GIVEN DATA →
>> BEGIN
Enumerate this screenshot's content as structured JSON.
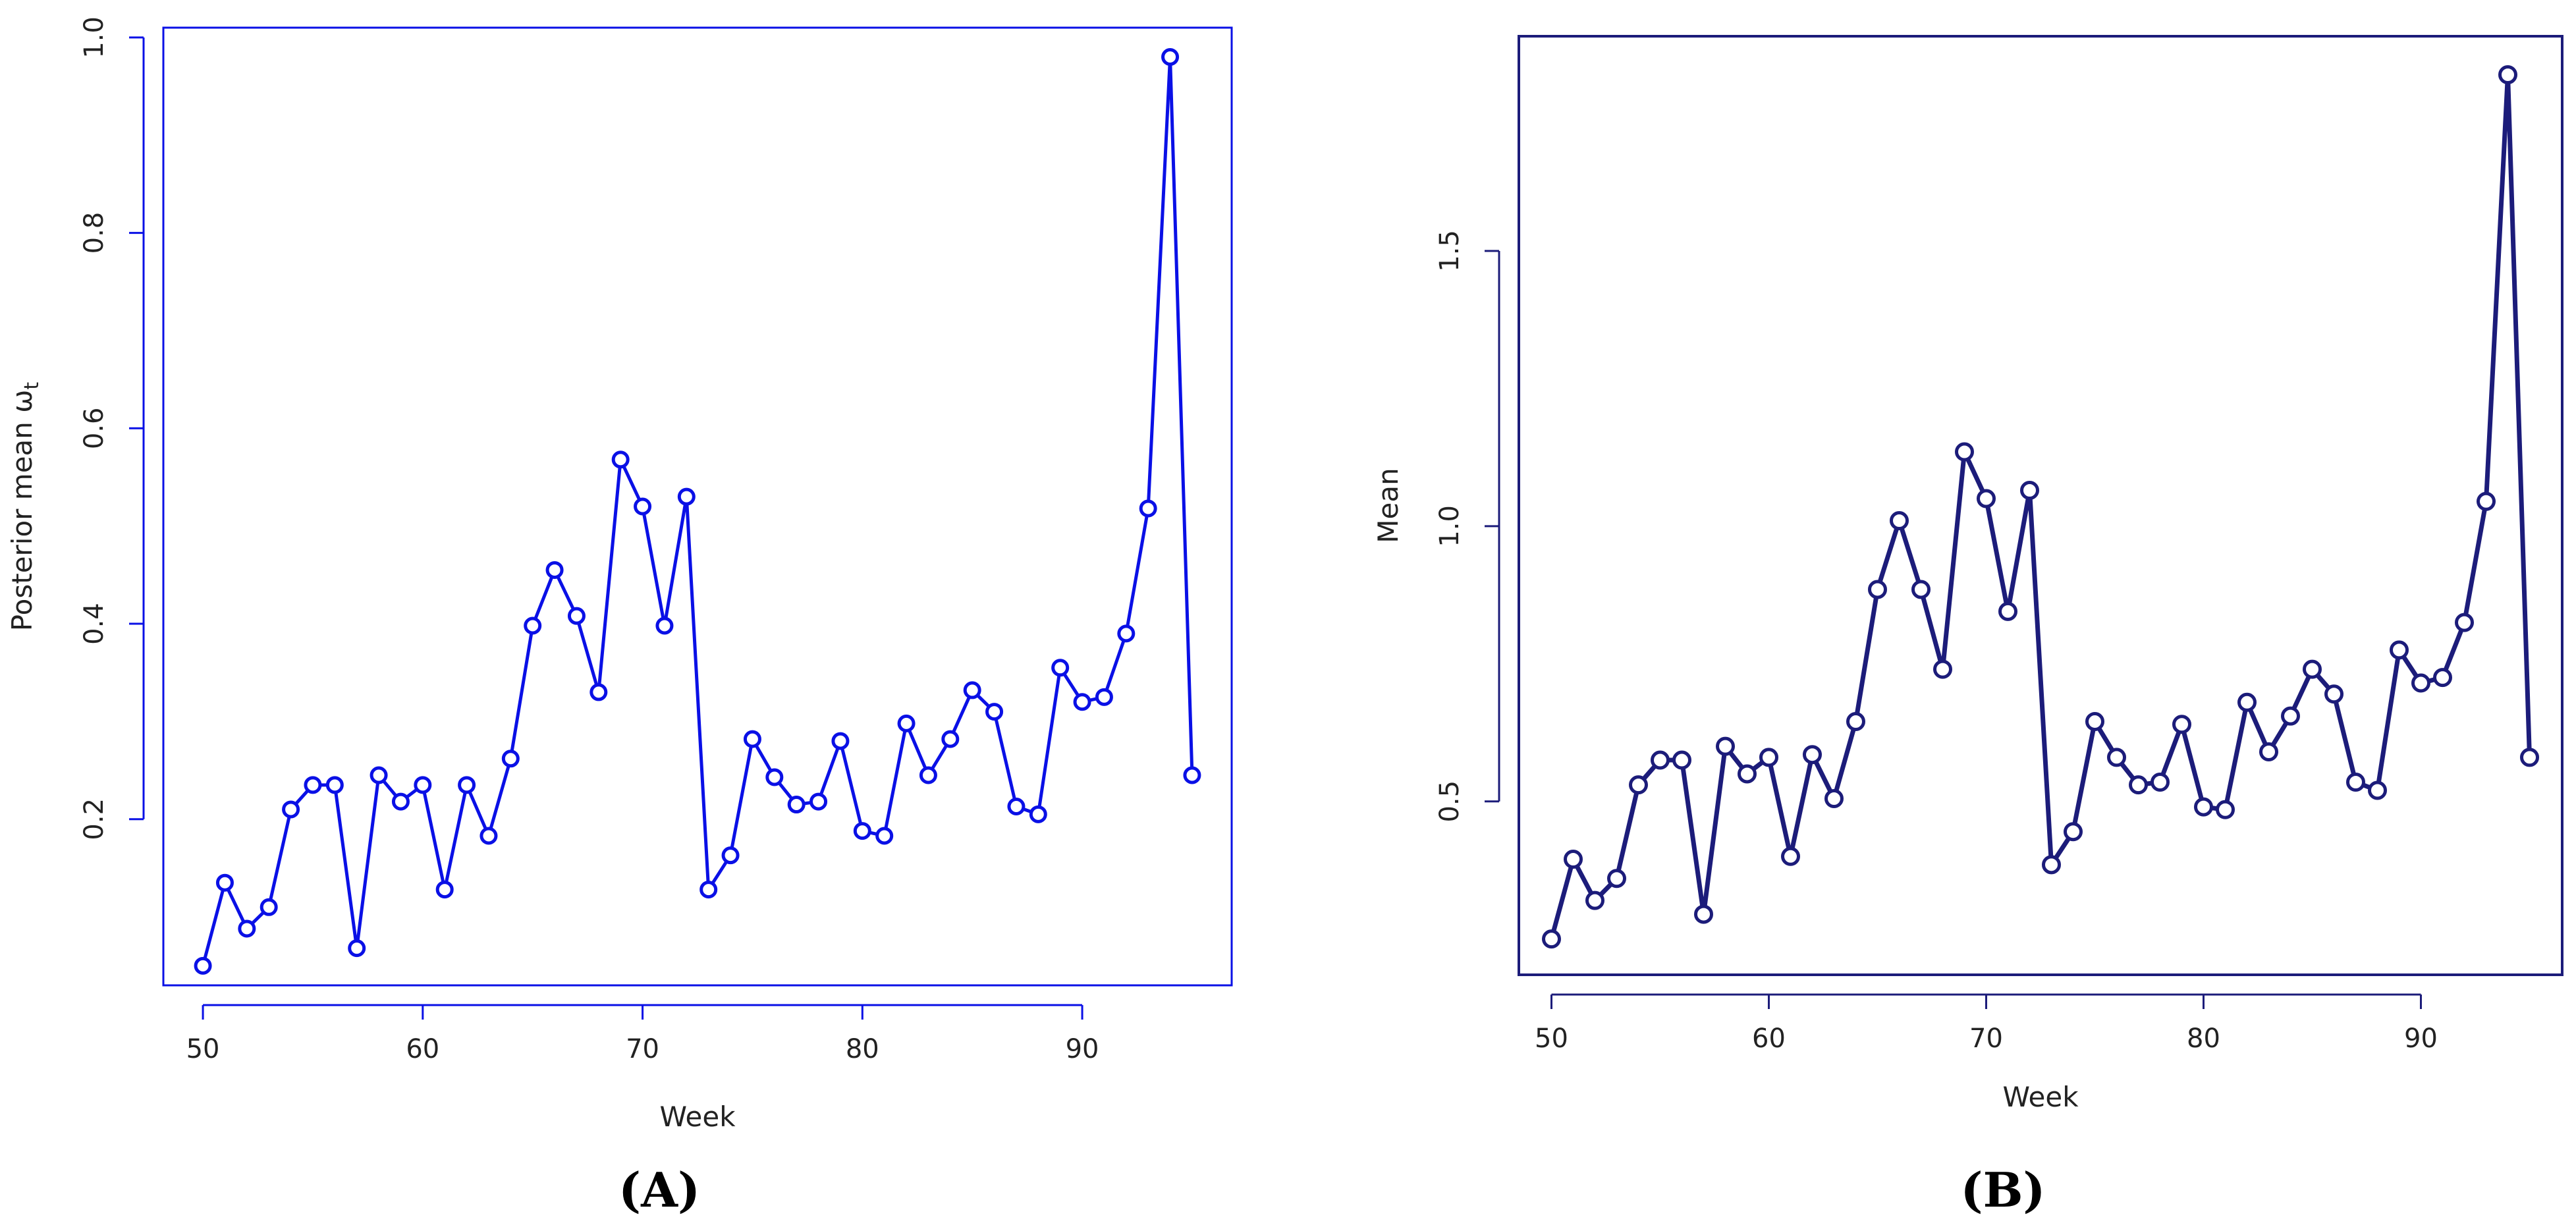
{
  "colors": {
    "panel_a": "#0a10e6",
    "panel_b": "#1c1c7a",
    "text": "#222222"
  },
  "panels": [
    {
      "label_open": "(",
      "label_letter": "A",
      "label_close": ")"
    },
    {
      "label_open": "(",
      "label_letter": "B",
      "label_close": ")"
    }
  ],
  "chart_data": [
    {
      "type": "line",
      "xlabel": "Week",
      "ylabel": "Posterior mean ω",
      "ylabel_sub": "t",
      "xlim": [
        48.2,
        96.8
      ],
      "ylim": [
        0.03,
        1.01
      ],
      "xticks": [
        50,
        60,
        70,
        80,
        90
      ],
      "yticks": [
        0.2,
        0.4,
        0.6,
        0.8,
        1.0
      ],
      "xtick_labels": [
        "50",
        "60",
        "70",
        "80",
        "90"
      ],
      "ytick_labels": [
        "0.2",
        "0.4",
        "0.6",
        "0.8",
        "1.0"
      ],
      "markers": "open-circle",
      "grid": false,
      "x": [
        50,
        51,
        52,
        53,
        54,
        55,
        56,
        57,
        58,
        59,
        60,
        61,
        62,
        63,
        64,
        65,
        66,
        67,
        68,
        69,
        70,
        71,
        72,
        73,
        74,
        75,
        76,
        77,
        78,
        79,
        80,
        81,
        82,
        83,
        84,
        85,
        86,
        87,
        88,
        89,
        90,
        91,
        92,
        93,
        94,
        95
      ],
      "values": [
        0.05,
        0.135,
        0.088,
        0.11,
        0.21,
        0.235,
        0.235,
        0.068,
        0.245,
        0.218,
        0.235,
        0.128,
        0.235,
        0.183,
        0.262,
        0.398,
        0.455,
        0.408,
        0.33,
        0.568,
        0.52,
        0.398,
        0.53,
        0.128,
        0.163,
        0.282,
        0.243,
        0.215,
        0.218,
        0.28,
        0.188,
        0.183,
        0.298,
        0.245,
        0.282,
        0.332,
        0.31,
        0.213,
        0.205,
        0.355,
        0.32,
        0.325,
        0.39,
        0.518,
        0.98,
        0.245
      ]
    },
    {
      "type": "line",
      "xlabel": "Week",
      "ylabel": "Mean",
      "xlim": [
        48.5,
        96.5
      ],
      "ylim": [
        0.185,
        1.89
      ],
      "xticks": [
        50,
        60,
        70,
        80,
        90
      ],
      "yticks": [
        0.5,
        1.0,
        1.5
      ],
      "xtick_labels": [
        "50",
        "60",
        "70",
        "80",
        "90"
      ],
      "ytick_labels": [
        "0.5",
        "1.0",
        "1.5"
      ],
      "markers": "open-circle",
      "grid": false,
      "x": [
        50,
        51,
        52,
        53,
        54,
        55,
        56,
        57,
        58,
        59,
        60,
        61,
        62,
        63,
        64,
        65,
        66,
        67,
        68,
        69,
        70,
        71,
        72,
        73,
        74,
        75,
        76,
        77,
        78,
        79,
        80,
        81,
        82,
        83,
        84,
        85,
        86,
        87,
        88,
        89,
        90,
        91,
        92,
        93,
        94,
        95
      ],
      "values": [
        0.25,
        0.395,
        0.32,
        0.36,
        0.53,
        0.575,
        0.575,
        0.295,
        0.6,
        0.55,
        0.58,
        0.4,
        0.585,
        0.505,
        0.645,
        0.885,
        1.01,
        0.885,
        0.74,
        1.135,
        1.05,
        0.845,
        1.065,
        0.385,
        0.445,
        0.645,
        0.58,
        0.53,
        0.535,
        0.64,
        0.49,
        0.485,
        0.68,
        0.59,
        0.655,
        0.74,
        0.695,
        0.535,
        0.52,
        0.775,
        0.715,
        0.725,
        0.825,
        1.045,
        1.82,
        0.58
      ]
    }
  ]
}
>> END
YOUR GOAL →
Transcribe all entries above exactly. Drop the pictures.

FULL SOLUTION →
Enumerate this screenshot's content as structured JSON.
{
  "colors": {
    "panel_a": "#0a10e6",
    "panel_b": "#1c1c7a",
    "text": "#222222"
  },
  "panels": [
    {
      "label_open": "(",
      "label_letter": "A",
      "label_close": ")"
    },
    {
      "label_open": "(",
      "label_letter": "B",
      "label_close": ")"
    }
  ],
  "chart_data": [
    {
      "type": "line",
      "xlabel": "Week",
      "ylabel": "Posterior mean ω",
      "ylabel_sub": "t",
      "xlim": [
        48.2,
        96.8
      ],
      "ylim": [
        0.03,
        1.01
      ],
      "xticks": [
        50,
        60,
        70,
        80,
        90
      ],
      "yticks": [
        0.2,
        0.4,
        0.6,
        0.8,
        1.0
      ],
      "xtick_labels": [
        "50",
        "60",
        "70",
        "80",
        "90"
      ],
      "ytick_labels": [
        "0.2",
        "0.4",
        "0.6",
        "0.8",
        "1.0"
      ],
      "markers": "open-circle",
      "grid": false,
      "x": [
        50,
        51,
        52,
        53,
        54,
        55,
        56,
        57,
        58,
        59,
        60,
        61,
        62,
        63,
        64,
        65,
        66,
        67,
        68,
        69,
        70,
        71,
        72,
        73,
        74,
        75,
        76,
        77,
        78,
        79,
        80,
        81,
        82,
        83,
        84,
        85,
        86,
        87,
        88,
        89,
        90,
        91,
        92,
        93,
        94,
        95
      ],
      "values": [
        0.05,
        0.135,
        0.088,
        0.11,
        0.21,
        0.235,
        0.235,
        0.068,
        0.245,
        0.218,
        0.235,
        0.128,
        0.235,
        0.183,
        0.262,
        0.398,
        0.455,
        0.408,
        0.33,
        0.568,
        0.52,
        0.398,
        0.53,
        0.128,
        0.163,
        0.282,
        0.243,
        0.215,
        0.218,
        0.28,
        0.188,
        0.183,
        0.298,
        0.245,
        0.282,
        0.332,
        0.31,
        0.213,
        0.205,
        0.355,
        0.32,
        0.325,
        0.39,
        0.518,
        0.98,
        0.245
      ]
    },
    {
      "type": "line",
      "xlabel": "Week",
      "ylabel": "Mean",
      "xlim": [
        48.5,
        96.5
      ],
      "ylim": [
        0.185,
        1.89
      ],
      "xticks": [
        50,
        60,
        70,
        80,
        90
      ],
      "yticks": [
        0.5,
        1.0,
        1.5
      ],
      "xtick_labels": [
        "50",
        "60",
        "70",
        "80",
        "90"
      ],
      "ytick_labels": [
        "0.5",
        "1.0",
        "1.5"
      ],
      "markers": "open-circle",
      "grid": false,
      "x": [
        50,
        51,
        52,
        53,
        54,
        55,
        56,
        57,
        58,
        59,
        60,
        61,
        62,
        63,
        64,
        65,
        66,
        67,
        68,
        69,
        70,
        71,
        72,
        73,
        74,
        75,
        76,
        77,
        78,
        79,
        80,
        81,
        82,
        83,
        84,
        85,
        86,
        87,
        88,
        89,
        90,
        91,
        92,
        93,
        94,
        95
      ],
      "values": [
        0.25,
        0.395,
        0.32,
        0.36,
        0.53,
        0.575,
        0.575,
        0.295,
        0.6,
        0.55,
        0.58,
        0.4,
        0.585,
        0.505,
        0.645,
        0.885,
        1.01,
        0.885,
        0.74,
        1.135,
        1.05,
        0.845,
        1.065,
        0.385,
        0.445,
        0.645,
        0.58,
        0.53,
        0.535,
        0.64,
        0.49,
        0.485,
        0.68,
        0.59,
        0.655,
        0.74,
        0.695,
        0.535,
        0.52,
        0.775,
        0.715,
        0.725,
        0.825,
        1.045,
        1.82,
        0.58
      ]
    }
  ]
}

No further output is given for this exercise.